→ Provided data
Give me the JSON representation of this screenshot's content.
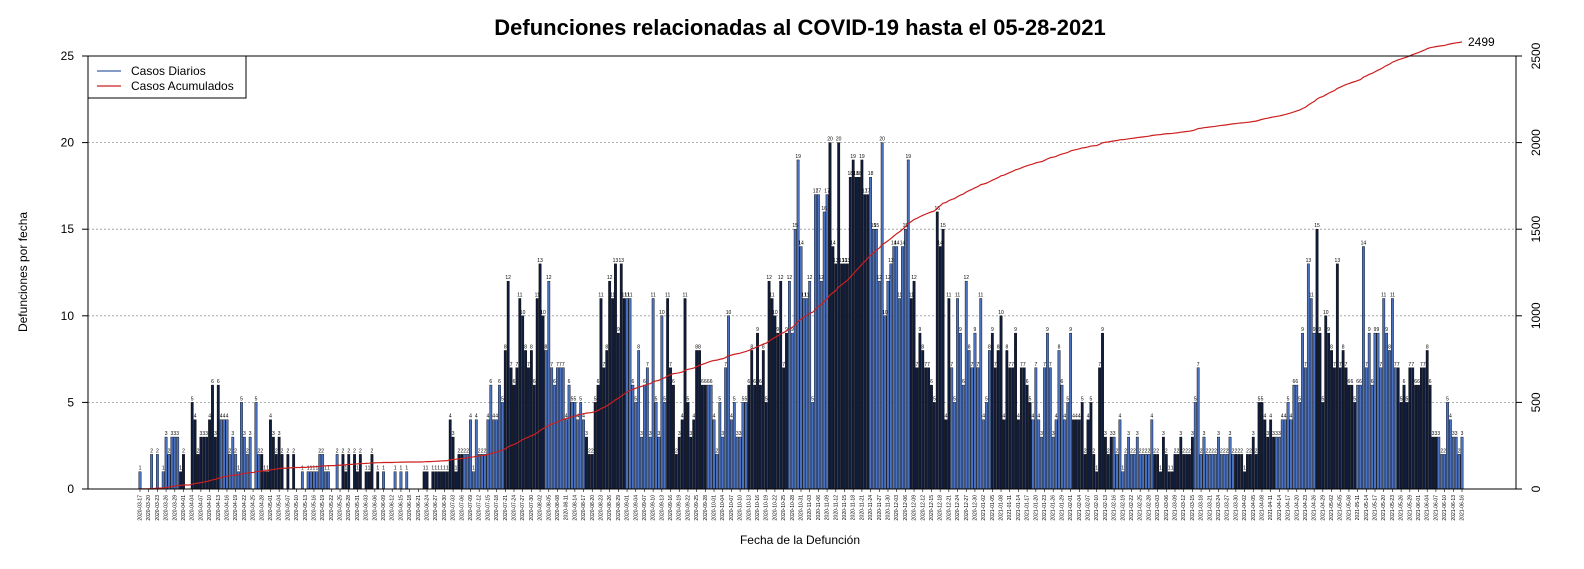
{
  "chart_data": {
    "type": "bar",
    "title": "Defunciones relacionadas al COVID-19 hasta el 05-28-2021",
    "xlabel": "Fecha de la Defunción",
    "ylabel": "Defunciones por fecha",
    "ylim": [
      0,
      25
    ],
    "y_ticks": [
      "0",
      "5",
      "10",
      "15",
      "20",
      "25"
    ],
    "y2lim": [
      0,
      2500
    ],
    "y2_ticks": [
      "0",
      "500",
      "1000",
      "1500",
      "2000",
      "2500"
    ],
    "grid": "horizontal dotted",
    "legend_position": "top-left",
    "legend": [
      {
        "label": "Casos Diarios",
        "color": "#3b5fa8"
      },
      {
        "label": "Casos Acumulados",
        "color": "#cc1f1f"
      }
    ],
    "bar_colors": [
      "#4a72c0",
      "#101c3c"
    ],
    "cumulative_color": "#cc1f1f",
    "start_date": "2020-03-17",
    "end_date": "2021-05-28",
    "x_tick_step": 3,
    "final_cumulative_label": "2499",
    "series": [
      {
        "name": "Casos Diarios",
        "values": [
          1,
          0,
          0,
          0,
          2,
          0,
          2,
          0,
          1,
          3,
          2,
          3,
          3,
          3,
          1,
          2,
          0,
          0,
          5,
          4,
          2,
          3,
          3,
          3,
          4,
          6,
          3,
          6,
          4,
          4,
          4,
          2,
          3,
          2,
          1,
          5,
          3,
          2,
          3,
          0,
          5,
          2,
          2,
          1,
          1,
          4,
          3,
          2,
          3,
          2,
          0,
          2,
          0,
          2,
          0,
          0,
          1,
          0,
          1,
          1,
          1,
          1,
          2,
          2,
          1,
          1,
          0,
          0,
          2,
          0,
          2,
          1,
          2,
          0,
          2,
          1,
          2,
          0,
          1,
          1,
          2,
          0,
          1,
          0,
          1,
          0,
          0,
          0,
          1,
          0,
          1,
          0,
          1,
          0,
          0,
          0,
          0,
          0,
          1,
          1,
          0,
          1,
          1,
          1,
          1,
          1,
          1,
          4,
          3,
          1,
          2,
          2,
          2,
          2,
          4,
          1,
          4,
          2,
          2,
          2,
          4,
          6,
          4,
          4,
          6,
          5,
          8,
          12,
          7,
          6,
          7,
          11,
          10,
          8,
          7,
          8,
          6,
          11,
          13,
          10,
          8,
          12,
          7,
          6,
          7,
          7,
          7,
          4,
          6,
          5,
          5,
          4,
          5,
          4,
          3,
          2,
          2,
          5,
          6,
          11,
          7,
          8,
          12,
          11,
          13,
          9,
          13,
          11,
          11,
          11,
          6,
          5,
          8,
          3,
          6,
          7,
          3,
          11,
          5,
          3,
          10,
          5,
          11,
          7,
          6,
          2,
          3,
          4,
          11,
          5,
          3,
          4,
          8,
          8,
          6,
          6,
          6,
          6,
          4,
          2,
          5,
          3,
          7,
          10,
          4,
          5,
          3,
          3,
          5,
          5,
          6,
          8,
          6,
          9,
          6,
          8,
          5,
          12,
          11,
          10,
          9,
          12,
          7,
          9,
          12,
          9,
          15,
          19,
          14,
          11,
          11,
          12,
          5,
          17,
          17,
          12,
          16,
          17,
          20,
          14,
          13,
          20,
          13,
          13,
          13,
          18,
          19,
          18,
          18,
          19,
          17,
          17,
          18,
          15,
          15,
          12,
          20,
          10,
          12,
          13,
          14,
          14,
          11,
          14,
          15,
          19,
          11,
          12,
          7,
          9,
          8,
          7,
          7,
          6,
          5,
          16,
          14,
          15,
          4,
          11,
          7,
          5,
          11,
          9,
          6,
          12,
          8,
          7,
          9,
          7,
          11,
          4,
          5,
          8,
          9,
          7,
          8,
          10,
          4,
          8,
          7,
          7,
          9,
          4,
          7,
          7,
          6,
          5,
          4,
          7,
          4,
          3,
          7,
          9,
          7,
          3,
          4,
          8,
          6,
          4,
          5,
          9,
          4,
          4,
          4,
          5,
          2,
          4,
          5,
          2,
          1,
          7,
          9,
          3,
          2,
          3,
          3,
          2,
          4,
          1,
          2,
          3,
          2,
          2,
          3,
          2,
          2,
          2,
          2,
          4,
          2,
          2,
          1,
          3,
          2,
          1,
          1,
          2,
          2,
          3,
          2,
          2,
          2,
          3,
          5,
          7,
          2,
          3,
          2,
          2,
          2,
          2,
          3,
          2,
          2,
          2,
          3,
          2,
          2,
          2,
          2,
          1,
          2,
          2,
          3,
          2,
          5,
          5,
          4,
          3,
          4,
          3,
          3,
          3,
          4,
          4,
          5,
          4,
          6,
          6,
          5,
          9,
          7,
          13,
          11,
          9,
          15,
          9,
          5,
          10,
          9,
          8,
          7,
          13,
          7,
          8,
          7,
          6,
          6,
          5,
          6,
          6,
          14,
          7,
          9,
          6,
          9,
          9,
          7,
          11,
          9,
          8,
          11,
          7,
          7,
          5,
          6,
          5,
          7,
          7,
          6,
          6,
          7,
          7,
          8,
          6,
          3,
          3,
          3,
          2,
          2,
          5,
          4,
          3,
          3,
          2,
          3
        ]
      }
    ]
  }
}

→ What is needed
Make a list of all lines in the data that contain "Defunciones".

→ Finished exercise
    "title": "Defunciones relacionadas al COVID-19 hasta el 05-28-2021",
    "ylabel": "Defunciones por fecha",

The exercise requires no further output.